◆ Excerpted data ◆
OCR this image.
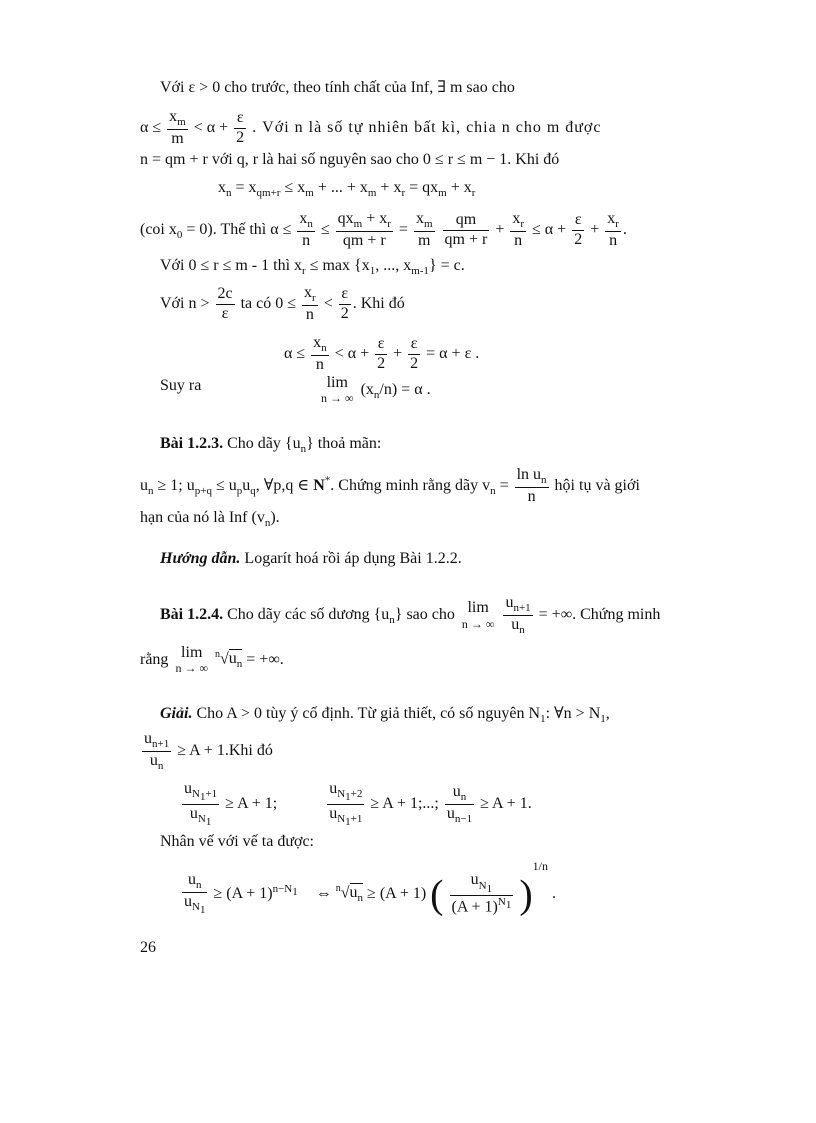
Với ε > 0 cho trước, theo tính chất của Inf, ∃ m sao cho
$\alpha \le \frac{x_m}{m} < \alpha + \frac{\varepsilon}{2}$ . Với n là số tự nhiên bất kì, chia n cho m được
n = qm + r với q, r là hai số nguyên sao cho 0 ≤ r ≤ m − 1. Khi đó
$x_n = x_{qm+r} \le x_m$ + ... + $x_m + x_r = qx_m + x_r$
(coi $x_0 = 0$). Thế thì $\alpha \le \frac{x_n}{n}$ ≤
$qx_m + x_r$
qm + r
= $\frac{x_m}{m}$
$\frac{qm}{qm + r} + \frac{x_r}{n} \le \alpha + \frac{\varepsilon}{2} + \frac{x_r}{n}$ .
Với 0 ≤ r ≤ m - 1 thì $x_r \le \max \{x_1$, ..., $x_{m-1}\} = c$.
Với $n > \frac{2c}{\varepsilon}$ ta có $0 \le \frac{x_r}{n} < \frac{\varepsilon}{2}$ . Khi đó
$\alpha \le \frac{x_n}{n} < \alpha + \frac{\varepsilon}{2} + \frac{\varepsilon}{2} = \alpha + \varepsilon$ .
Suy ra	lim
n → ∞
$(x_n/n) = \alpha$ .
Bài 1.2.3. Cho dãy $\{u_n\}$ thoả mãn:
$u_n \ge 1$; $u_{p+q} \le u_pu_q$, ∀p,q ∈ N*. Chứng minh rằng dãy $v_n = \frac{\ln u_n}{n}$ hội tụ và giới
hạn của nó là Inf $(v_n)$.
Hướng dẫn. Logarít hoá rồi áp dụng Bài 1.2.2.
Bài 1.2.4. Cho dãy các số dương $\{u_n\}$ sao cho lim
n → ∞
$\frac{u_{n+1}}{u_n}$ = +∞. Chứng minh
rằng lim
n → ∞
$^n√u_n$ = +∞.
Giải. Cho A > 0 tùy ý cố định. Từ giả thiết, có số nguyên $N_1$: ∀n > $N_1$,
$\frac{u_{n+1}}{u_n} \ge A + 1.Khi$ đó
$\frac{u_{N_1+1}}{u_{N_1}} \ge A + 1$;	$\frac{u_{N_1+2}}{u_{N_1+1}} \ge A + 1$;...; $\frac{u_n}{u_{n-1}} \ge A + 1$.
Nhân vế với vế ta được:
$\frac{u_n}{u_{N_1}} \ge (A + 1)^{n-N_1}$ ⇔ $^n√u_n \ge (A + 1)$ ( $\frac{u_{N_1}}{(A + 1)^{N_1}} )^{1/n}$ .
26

--

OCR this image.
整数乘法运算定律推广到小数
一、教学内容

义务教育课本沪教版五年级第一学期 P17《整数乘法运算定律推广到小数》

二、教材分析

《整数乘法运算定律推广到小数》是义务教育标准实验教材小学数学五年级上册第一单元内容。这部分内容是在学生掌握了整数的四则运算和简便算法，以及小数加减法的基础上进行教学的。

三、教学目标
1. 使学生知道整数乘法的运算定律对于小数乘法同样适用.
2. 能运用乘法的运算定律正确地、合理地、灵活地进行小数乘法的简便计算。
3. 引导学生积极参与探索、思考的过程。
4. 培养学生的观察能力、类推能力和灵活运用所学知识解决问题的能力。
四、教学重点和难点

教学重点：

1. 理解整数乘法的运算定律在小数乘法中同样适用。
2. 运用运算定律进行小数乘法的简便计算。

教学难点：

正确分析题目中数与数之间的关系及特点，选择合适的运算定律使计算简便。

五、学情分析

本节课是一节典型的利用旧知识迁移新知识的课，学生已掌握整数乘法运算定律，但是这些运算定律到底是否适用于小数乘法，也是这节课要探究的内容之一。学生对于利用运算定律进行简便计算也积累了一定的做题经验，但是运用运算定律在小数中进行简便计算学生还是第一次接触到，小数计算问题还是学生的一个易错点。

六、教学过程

◆ Problem to work on ◆
From the entries above, pull out each line that includes "alpha".

◆ Full answer ◆
$\alpha \le \frac{x_m}{m} < \alpha + \frac{\varepsilon}{2}$ . Với n là số tự nhiên bất kì, chia n cho m được
(coi $x_0 = 0$). Thế thì $\alpha \le \frac{x_n}{n}$ ≤
$\frac{qm}{qm + r} + \frac{x_r}{n} \le \alpha + \frac{\varepsilon}{2} + \frac{x_r}{n}$ .
$\alpha \le \frac{x_n}{n} < \alpha + \frac{\varepsilon}{2} + \frac{\varepsilon}{2} = \alpha + \varepsilon$ .
$(x_n/n) = \alpha$ .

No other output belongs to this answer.